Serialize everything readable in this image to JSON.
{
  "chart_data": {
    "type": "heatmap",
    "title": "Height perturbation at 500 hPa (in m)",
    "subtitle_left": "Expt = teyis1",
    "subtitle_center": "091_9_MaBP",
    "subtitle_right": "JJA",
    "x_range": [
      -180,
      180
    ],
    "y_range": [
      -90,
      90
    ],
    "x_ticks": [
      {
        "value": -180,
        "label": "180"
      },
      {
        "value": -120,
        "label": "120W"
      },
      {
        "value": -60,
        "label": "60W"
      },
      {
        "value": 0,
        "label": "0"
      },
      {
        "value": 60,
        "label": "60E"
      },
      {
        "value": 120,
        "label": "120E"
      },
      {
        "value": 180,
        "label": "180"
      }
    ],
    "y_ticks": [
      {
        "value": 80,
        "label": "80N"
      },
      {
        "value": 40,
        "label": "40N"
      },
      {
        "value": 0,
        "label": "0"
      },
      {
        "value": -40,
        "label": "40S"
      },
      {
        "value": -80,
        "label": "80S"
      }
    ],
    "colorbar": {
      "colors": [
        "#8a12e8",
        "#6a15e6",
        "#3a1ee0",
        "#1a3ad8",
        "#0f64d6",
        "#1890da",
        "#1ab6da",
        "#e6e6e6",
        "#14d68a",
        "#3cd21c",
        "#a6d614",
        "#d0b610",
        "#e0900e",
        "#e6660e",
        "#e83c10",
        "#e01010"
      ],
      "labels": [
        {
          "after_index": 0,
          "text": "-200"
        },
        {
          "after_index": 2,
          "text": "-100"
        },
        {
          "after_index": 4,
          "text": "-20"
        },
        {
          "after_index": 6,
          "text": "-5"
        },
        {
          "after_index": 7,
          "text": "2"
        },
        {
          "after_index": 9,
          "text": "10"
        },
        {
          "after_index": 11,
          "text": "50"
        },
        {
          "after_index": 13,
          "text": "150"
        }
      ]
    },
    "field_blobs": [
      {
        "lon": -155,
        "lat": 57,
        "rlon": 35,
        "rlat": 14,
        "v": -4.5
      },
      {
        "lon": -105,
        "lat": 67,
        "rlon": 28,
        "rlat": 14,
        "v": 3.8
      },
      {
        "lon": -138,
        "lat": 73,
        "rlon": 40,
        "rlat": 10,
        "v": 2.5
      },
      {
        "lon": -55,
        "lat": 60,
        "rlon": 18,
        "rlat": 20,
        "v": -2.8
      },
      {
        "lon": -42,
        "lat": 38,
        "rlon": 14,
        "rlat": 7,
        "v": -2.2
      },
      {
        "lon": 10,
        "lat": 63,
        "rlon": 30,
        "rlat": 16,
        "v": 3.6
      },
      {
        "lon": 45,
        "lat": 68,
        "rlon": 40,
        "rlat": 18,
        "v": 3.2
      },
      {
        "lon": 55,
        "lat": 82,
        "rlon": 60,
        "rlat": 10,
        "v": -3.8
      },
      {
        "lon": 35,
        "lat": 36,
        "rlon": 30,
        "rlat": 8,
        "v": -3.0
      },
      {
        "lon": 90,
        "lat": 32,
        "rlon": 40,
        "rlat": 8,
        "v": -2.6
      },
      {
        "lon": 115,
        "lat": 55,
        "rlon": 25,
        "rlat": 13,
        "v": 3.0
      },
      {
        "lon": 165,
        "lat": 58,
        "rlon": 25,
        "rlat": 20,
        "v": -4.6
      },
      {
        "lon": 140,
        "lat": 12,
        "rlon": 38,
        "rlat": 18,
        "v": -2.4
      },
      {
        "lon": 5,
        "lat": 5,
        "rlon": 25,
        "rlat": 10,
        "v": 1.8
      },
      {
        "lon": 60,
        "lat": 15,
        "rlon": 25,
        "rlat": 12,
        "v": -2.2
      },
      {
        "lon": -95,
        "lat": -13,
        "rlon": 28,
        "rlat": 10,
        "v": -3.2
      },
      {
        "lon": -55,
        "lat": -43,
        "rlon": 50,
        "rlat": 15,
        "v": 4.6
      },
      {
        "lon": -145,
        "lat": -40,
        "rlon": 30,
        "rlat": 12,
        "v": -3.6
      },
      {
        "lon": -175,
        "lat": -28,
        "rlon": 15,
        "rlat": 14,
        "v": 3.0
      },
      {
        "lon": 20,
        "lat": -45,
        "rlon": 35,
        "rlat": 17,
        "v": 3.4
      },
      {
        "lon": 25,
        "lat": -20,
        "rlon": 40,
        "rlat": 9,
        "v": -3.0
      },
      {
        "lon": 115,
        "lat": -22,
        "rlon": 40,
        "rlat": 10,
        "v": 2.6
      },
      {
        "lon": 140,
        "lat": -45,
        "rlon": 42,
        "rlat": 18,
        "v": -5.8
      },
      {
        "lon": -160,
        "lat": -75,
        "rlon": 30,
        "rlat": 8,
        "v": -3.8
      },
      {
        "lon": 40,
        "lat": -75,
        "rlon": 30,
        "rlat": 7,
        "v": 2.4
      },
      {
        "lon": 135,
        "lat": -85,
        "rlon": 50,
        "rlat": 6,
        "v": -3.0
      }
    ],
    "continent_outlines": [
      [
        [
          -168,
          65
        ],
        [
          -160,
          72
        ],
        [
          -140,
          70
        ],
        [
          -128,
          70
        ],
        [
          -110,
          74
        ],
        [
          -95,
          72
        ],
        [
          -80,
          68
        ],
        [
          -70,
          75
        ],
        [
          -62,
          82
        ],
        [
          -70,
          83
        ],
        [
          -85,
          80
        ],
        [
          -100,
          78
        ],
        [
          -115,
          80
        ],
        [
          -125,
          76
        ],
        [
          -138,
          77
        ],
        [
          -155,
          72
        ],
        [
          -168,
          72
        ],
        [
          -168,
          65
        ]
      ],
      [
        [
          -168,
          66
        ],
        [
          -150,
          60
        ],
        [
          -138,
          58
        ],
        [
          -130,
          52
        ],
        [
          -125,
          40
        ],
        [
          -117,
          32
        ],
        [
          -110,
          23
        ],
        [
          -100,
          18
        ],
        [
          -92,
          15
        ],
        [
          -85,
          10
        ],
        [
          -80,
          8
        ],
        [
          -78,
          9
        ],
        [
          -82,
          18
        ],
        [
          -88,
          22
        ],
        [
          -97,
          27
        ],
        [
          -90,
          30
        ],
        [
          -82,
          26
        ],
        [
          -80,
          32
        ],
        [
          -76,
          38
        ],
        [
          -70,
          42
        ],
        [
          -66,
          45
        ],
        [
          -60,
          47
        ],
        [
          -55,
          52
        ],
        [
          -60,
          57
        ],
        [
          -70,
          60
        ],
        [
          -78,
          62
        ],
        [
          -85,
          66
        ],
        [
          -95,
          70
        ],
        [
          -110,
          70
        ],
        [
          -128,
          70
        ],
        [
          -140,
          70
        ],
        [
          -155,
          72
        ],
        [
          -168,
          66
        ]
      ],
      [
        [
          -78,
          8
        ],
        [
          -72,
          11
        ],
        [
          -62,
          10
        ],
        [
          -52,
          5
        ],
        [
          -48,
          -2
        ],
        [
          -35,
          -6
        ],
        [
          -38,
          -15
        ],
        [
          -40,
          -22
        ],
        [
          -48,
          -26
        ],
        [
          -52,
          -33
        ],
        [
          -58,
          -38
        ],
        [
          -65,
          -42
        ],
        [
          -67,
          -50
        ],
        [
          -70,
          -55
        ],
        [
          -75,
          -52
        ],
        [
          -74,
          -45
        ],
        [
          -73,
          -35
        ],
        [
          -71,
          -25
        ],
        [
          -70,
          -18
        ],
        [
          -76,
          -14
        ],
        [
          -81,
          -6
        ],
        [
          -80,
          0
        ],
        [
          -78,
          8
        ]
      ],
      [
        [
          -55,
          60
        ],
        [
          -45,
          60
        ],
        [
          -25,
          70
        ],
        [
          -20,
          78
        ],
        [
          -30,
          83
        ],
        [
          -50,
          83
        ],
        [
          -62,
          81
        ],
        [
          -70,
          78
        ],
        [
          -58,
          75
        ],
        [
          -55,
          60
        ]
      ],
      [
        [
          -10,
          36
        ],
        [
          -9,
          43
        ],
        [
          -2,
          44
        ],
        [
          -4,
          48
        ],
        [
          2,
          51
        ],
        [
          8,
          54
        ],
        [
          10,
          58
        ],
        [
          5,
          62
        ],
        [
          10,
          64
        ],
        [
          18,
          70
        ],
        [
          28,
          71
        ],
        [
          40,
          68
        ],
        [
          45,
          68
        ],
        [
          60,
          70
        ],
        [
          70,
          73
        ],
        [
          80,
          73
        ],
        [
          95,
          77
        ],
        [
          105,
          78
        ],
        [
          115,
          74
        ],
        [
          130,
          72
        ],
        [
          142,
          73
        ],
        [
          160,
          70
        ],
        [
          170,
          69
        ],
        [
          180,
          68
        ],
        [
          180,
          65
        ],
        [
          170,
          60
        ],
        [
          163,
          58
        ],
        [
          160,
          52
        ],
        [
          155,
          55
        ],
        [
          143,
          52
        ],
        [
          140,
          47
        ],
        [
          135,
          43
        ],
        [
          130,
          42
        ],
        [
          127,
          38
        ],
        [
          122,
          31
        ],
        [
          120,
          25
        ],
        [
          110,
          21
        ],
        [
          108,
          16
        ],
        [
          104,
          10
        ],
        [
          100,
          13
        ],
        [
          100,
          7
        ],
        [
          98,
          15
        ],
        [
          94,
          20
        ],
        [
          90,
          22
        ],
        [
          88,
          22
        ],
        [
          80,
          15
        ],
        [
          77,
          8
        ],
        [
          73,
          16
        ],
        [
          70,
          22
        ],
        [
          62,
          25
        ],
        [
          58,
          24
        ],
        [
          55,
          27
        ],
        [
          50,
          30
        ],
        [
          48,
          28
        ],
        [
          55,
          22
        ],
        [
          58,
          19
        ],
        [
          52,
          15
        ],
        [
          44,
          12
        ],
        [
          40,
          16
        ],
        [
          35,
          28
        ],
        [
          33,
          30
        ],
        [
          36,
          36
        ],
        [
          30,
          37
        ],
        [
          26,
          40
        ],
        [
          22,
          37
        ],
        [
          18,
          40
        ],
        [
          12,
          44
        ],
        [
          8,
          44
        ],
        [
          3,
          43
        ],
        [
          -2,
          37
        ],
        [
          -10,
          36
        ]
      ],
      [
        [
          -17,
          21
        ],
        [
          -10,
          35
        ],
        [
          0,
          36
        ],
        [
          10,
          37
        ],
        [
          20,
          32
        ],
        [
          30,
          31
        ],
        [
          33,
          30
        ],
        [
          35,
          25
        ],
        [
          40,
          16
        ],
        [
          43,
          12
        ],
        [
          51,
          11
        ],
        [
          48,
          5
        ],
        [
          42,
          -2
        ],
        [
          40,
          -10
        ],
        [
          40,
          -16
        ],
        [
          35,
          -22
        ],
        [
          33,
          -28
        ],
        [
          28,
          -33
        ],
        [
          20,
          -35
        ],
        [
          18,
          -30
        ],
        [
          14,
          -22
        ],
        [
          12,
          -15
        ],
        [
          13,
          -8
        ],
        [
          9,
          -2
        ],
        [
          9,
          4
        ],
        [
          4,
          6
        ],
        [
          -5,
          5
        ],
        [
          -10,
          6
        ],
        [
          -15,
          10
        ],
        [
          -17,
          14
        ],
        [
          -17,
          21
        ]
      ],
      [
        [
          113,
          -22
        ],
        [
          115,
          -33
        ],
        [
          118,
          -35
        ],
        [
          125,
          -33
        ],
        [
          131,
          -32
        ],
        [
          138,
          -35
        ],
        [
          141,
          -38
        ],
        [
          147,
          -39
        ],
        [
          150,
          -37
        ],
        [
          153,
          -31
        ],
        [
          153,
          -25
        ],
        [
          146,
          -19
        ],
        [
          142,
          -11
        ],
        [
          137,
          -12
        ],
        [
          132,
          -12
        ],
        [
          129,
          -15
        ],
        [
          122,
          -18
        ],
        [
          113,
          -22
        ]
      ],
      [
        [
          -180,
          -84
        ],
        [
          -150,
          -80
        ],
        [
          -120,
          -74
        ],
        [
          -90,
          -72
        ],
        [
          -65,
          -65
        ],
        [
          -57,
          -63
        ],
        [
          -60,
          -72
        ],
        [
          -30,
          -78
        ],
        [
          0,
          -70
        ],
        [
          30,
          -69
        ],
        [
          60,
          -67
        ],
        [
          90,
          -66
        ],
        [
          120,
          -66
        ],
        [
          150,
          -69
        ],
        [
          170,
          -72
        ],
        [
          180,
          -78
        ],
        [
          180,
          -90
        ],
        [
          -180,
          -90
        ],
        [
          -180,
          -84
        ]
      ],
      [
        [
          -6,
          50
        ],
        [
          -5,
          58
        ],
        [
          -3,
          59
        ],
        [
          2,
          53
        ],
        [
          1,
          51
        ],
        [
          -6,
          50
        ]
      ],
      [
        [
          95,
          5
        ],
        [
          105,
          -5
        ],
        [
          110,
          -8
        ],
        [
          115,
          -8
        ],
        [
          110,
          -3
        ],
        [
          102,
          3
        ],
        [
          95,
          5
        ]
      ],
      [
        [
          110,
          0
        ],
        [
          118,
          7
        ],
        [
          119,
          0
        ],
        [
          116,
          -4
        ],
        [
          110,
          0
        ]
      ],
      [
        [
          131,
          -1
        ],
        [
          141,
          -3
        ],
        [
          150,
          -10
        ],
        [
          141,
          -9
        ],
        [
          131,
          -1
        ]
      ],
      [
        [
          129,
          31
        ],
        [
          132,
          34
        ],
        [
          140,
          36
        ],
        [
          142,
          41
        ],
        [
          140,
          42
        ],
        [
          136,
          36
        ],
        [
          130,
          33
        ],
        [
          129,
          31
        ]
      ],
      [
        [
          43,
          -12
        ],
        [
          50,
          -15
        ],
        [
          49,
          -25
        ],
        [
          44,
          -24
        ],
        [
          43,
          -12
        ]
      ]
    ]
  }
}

^^^^^^^^^^^^^^^^

> **TASK REQUIREMENTS**:
Copy each line that contains the word "value".

> **REPLY**:
        "value": -180,
        "value": -120,
        "value": -60,
        "value": 0,
        "value": 60,
        "value": 120,
        "value": 180,
        "value": 80,
        "value": 40,
        "value": 0,
        "value": -40,
        "value": -80,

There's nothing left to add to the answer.